▸ MATERIAL FOR THE TASK:
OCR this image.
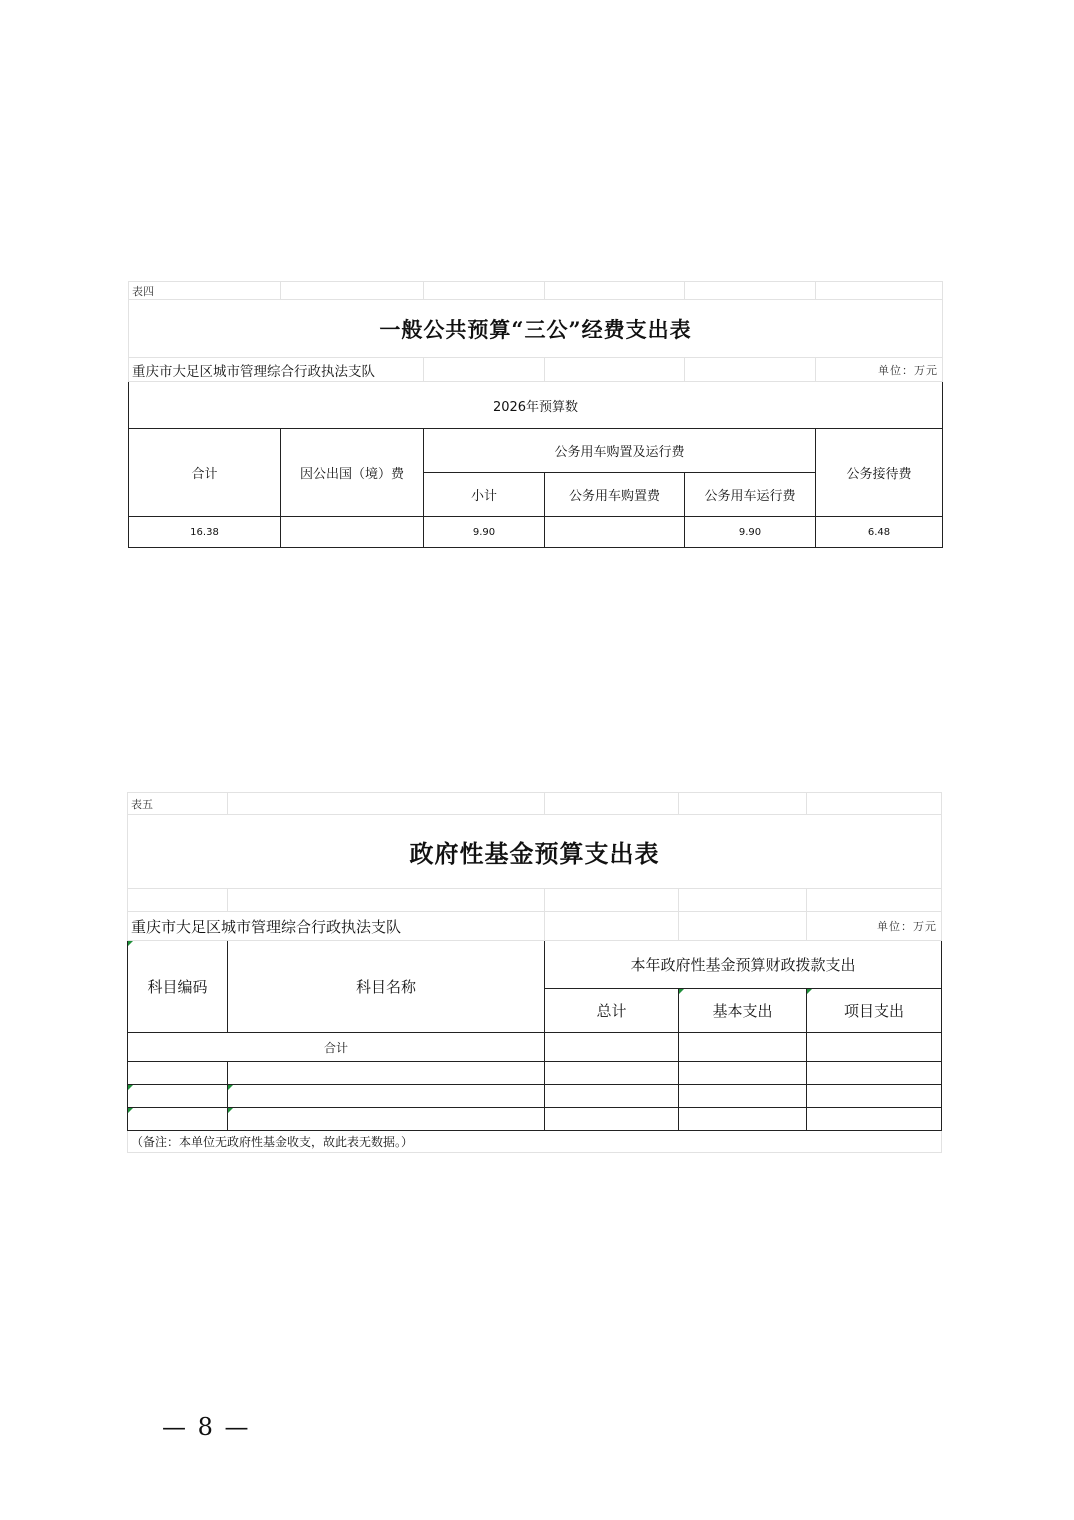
表四					
一般公共预算“三公”经费支出表					
重庆市大足区城市管理综合行政执法支队					单位：万元
2026年预算数					
合计	因公出国（境）费	公务用车购置及运行费			公务接待费
		小计	公务用车购置费	公务用车运行费	
16.38		9.90		9.90	6.48
表五				
政府性基金预算支出表				

重庆市大足区城市管理综合行政执法支队				单位：万元
科目编码	科目名称	本年政府性基金预算财政拨款支出		
		总计	基本支出	项目支出
合计				

（备注：本单位无政府性基金收支，故此表无数据。）				
— 8 —
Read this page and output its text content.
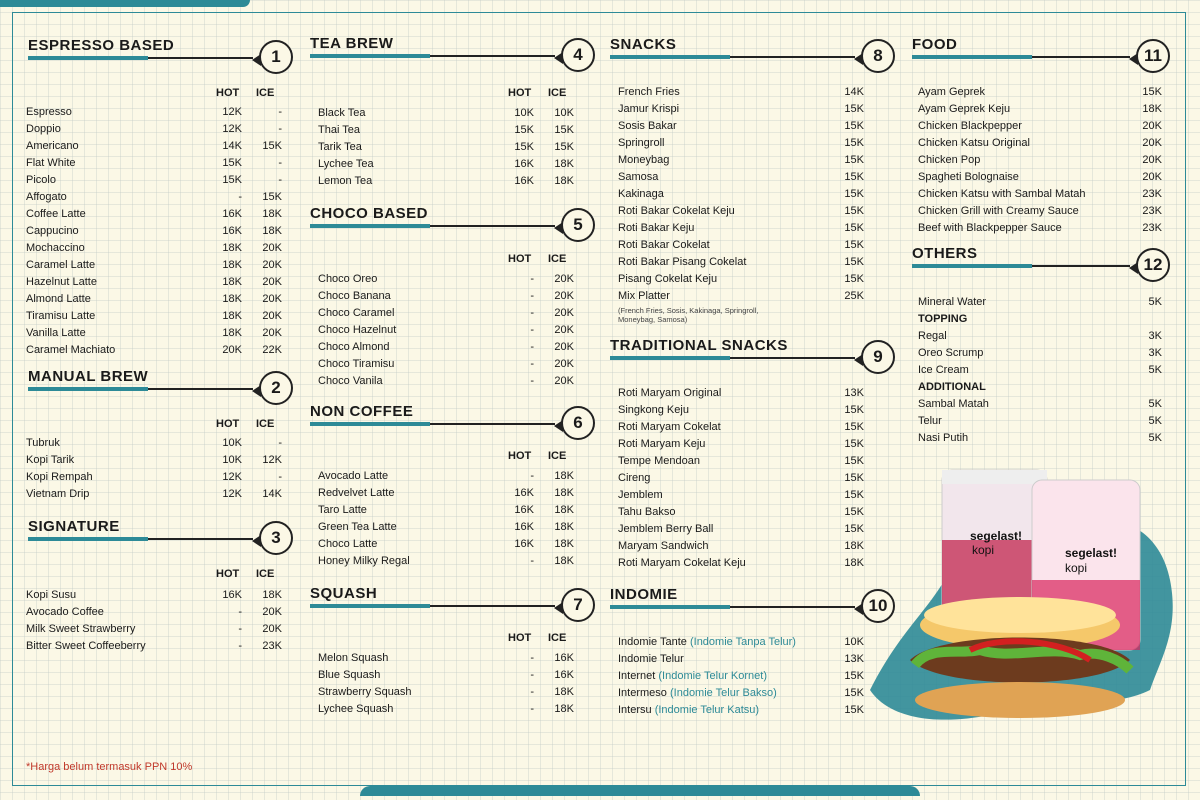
ESPRESSO BASED
1
HOT ICE
Espresso	12K	-
Doppio	12K	-
Americano	14K	15K
Flat White	15K	-
Picolo	15K	-
Affogato	-	15K
Coffee Latte	16K	18K
Cappucino	16K	18K
Mochaccino	18K	20K
Caramel Latte	18K	20K
Hazelnut Latte	18K	20K
Almond Latte	18K	20K
Tiramisu Latte	18K	20K
Vanilla Latte	18K	20K
Caramel Machiato	20K	22K
MANUAL BREW
2
HOT ICE
Tubruk	10K	-
Kopi Tarik	10K	12K
Kopi Rempah	12K	-
Vietnam Drip	12K	14K
SIGNATURE
3
HOT ICE
Kopi Susu	16K	18K
Avocado Coffee	-	20K
Milk Sweet Strawberry	-	20K
Bitter Sweet Coffeeberry	-	23K
TEA BREW
4
HOT ICE
Black Tea	10K	10K
Thai Tea	15K	15K
Tarik Tea	15K	15K
Lychee Tea	16K	18K
Lemon Tea	16K	18K
CHOCO BASED
5
HOT ICE
Choco Oreo	-	20K
Choco Banana	-	20K
Choco Caramel	-	20K
Choco Hazelnut	-	20K
Choco Almond	-	20K
Choco Tiramisu	-	20K
Choco Vanila	-	20K
NON COFFEE
6
HOT ICE
Avocado Latte	-	18K
Redvelvet Latte	16K	18K
Taro Latte	16K	18K
Green Tea Latte	16K	18K
Choco Latte	16K	18K
Honey Milky Regal	-	18K
SQUASH
7
HOT ICE
Melon Squash	-	16K
Blue Squash	-	16K
Strawberry Squash	-	18K
Lychee Squash	-	18K
SNACKS
8
French Fries	14K
Jamur Krispi	15K
Sosis Bakar	15K
Springroll	15K
Moneybag	15K
Samosa	15K
Kakinaga	15K
Roti Bakar Cokelat Keju	15K
Roti Bakar Keju	15K
Roti Bakar Cokelat	15K
Roti Bakar Pisang Cokelat	15K
Pisang Cokelat Keju	15K
Mix Platter	25K
(French Fries, Sosis, Kakinaga, Springroll,
Moneybag, Samosa)
TRADITIONAL SNACKS
9
Roti Maryam Original	13K
Singkong Keju	15K
Roti Maryam Cokelat	15K
Roti Maryam Keju	15K
Tempe Mendoan	15K
Cireng	15K
Jemblem	15K
Tahu Bakso	15K
Jemblem Berry Ball	15K
Maryam Sandwich	18K
Roti Maryam Cokelat Keju	18K
INDOMIE
10
Indomie Tante (Indomie Tanpa Telur)	10K
Indomie Telur	13K
Internet (Indomie Telur Kornet)	15K
Intermeso (Indomie Telur Bakso)	15K
Intersu (Indomie Telur Katsu)	15K
FOOD
11
Ayam Geprek	15K
Ayam Geprek Keju	18K
Chicken Blackpepper	20K
Chicken Katsu Original	20K
Chicken Pop	20K
Spagheti Bolognaise	20K
Chicken Katsu with Sambal Matah	23K
Chicken Grill with Creamy Sauce	23K
Beef with Blackpepper Sauce	23K
OTHERS
12
Mineral Water	5K
TOPPING
Regal	3K
Oreo Scrump	3K
Ice Cream	5K
ADDITIONAL
Sambal Matah	5K
Telur	5K
Nasi Putih	5K
segelast!
kopi	segelast!
kopi
*Harga belum termasuk PPN 10%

▸ TASK TO COMPLETE: Reproduce every entry word for word, but omit the pictures.

▸ WRITTEN REPLY:
OCR this image.
表四					
一般公共预算“三公”经费支出表					
重庆市大足区城市管理综合行政执法支队					单位：万元
2026年预算数					
合计	因公出国（境）费	公务用车购置及运行费			公务接待费
		小计	公务用车购置费	公务用车运行费	
16.38		9.90		9.90	6.48
表五				
政府性基金预算支出表				

重庆市大足区城市管理综合行政执法支队				单位：万元
科目编码	科目名称	本年政府性基金预算财政拨款支出		
		总计	基本支出	项目支出
合计				

（备注：本单位无政府性基金收支，故此表无数据。）				
— 8 —
Read this page and output its text content.
ESPRESSO BASED
1
HOT ICE
Espresso	12K	-
Doppio	12K	-
Americano	14K	15K
Flat White	15K	-
Picolo	15K	-
Affogato	-	15K
Coffee Latte	16K	18K
Cappucino	16K	18K
Mochaccino	18K	20K
Caramel Latte	18K	20K
Hazelnut Latte	18K	20K
Almond Latte	18K	20K
Tiramisu Latte	18K	20K
Vanilla Latte	18K	20K
Caramel Machiato	20K	22K
MANUAL BREW
2
HOT ICE
Tubruk	10K	-
Kopi Tarik	10K	12K
Kopi Rempah	12K	-
Vietnam Drip	12K	14K
SIGNATURE
3
HOT ICE
Kopi Susu	16K	18K
Avocado Coffee	-	20K
Milk Sweet Strawberry	-	20K
Bitter Sweet Coffeeberry	-	23K
TEA BREW
4
HOT ICE
Black Tea	10K	10K
Thai Tea	15K	15K
Tarik Tea	15K	15K
Lychee Tea	16K	18K
Lemon Tea	16K	18K
CHOCO BASED
5
HOT ICE
Choco Oreo	-	20K
Choco Banana	-	20K
Choco Caramel	-	20K
Choco Hazelnut	-	20K
Choco Almond	-	20K
Choco Tiramisu	-	20K
Choco Vanila	-	20K
NON COFFEE
6
HOT ICE
Avocado Latte	-	18K
Redvelvet Latte	16K	18K
Taro Latte	16K	18K
Green Tea Latte	16K	18K
Choco Latte	16K	18K
Honey Milky Regal	-	18K
SQUASH
7
HOT ICE
Melon Squash	-	16K
Blue Squash	-	16K
Strawberry Squash	-	18K
Lychee Squash	-	18K
SNACKS
8
French Fries	14K
Jamur Krispi	15K
Sosis Bakar	15K
Springroll	15K
Moneybag	15K
Samosa	15K
Kakinaga	15K
Roti Bakar Cokelat Keju	15K
Roti Bakar Keju	15K
Roti Bakar Cokelat	15K
Roti Bakar Pisang Cokelat	15K
Pisang Cokelat Keju	15K
Mix Platter	25K
(French Fries, Sosis, Kakinaga, Springroll,
Moneybag, Samosa)
TRADITIONAL SNACKS
9
Roti Maryam Original	13K
Singkong Keju	15K
Roti Maryam Cokelat	15K
Roti Maryam Keju	15K
Tempe Mendoan	15K
Cireng	15K
Jemblem	15K
Tahu Bakso	15K
Jemblem Berry Ball	15K
Maryam Sandwich	18K
Roti Maryam Cokelat Keju	18K
INDOMIE
10
Indomie Tante (Indomie Tanpa Telur)	10K
Indomie Telur	13K
Internet (Indomie Telur Kornet)	15K
Intermeso (Indomie Telur Bakso)	15K
Intersu (Indomie Telur Katsu)	15K
FOOD
11
Ayam Geprek	15K
Ayam Geprek Keju	18K
Chicken Blackpepper	20K
Chicken Katsu Original	20K
Chicken Pop	20K
Spagheti Bolognaise	20K
Chicken Katsu with Sambal Matah	23K
Chicken Grill with Creamy Sauce	23K
Beef with Blackpepper Sauce	23K
OTHERS
12
Mineral Water	5K
TOPPING
Regal	3K
Oreo Scrump	3K
Ice Cream	5K
ADDITIONAL
Sambal Matah	5K
Telur	5K
Nasi Putih	5K
segelast!
kopi	segelast!
kopi
*Harga belum termasuk PPN 10%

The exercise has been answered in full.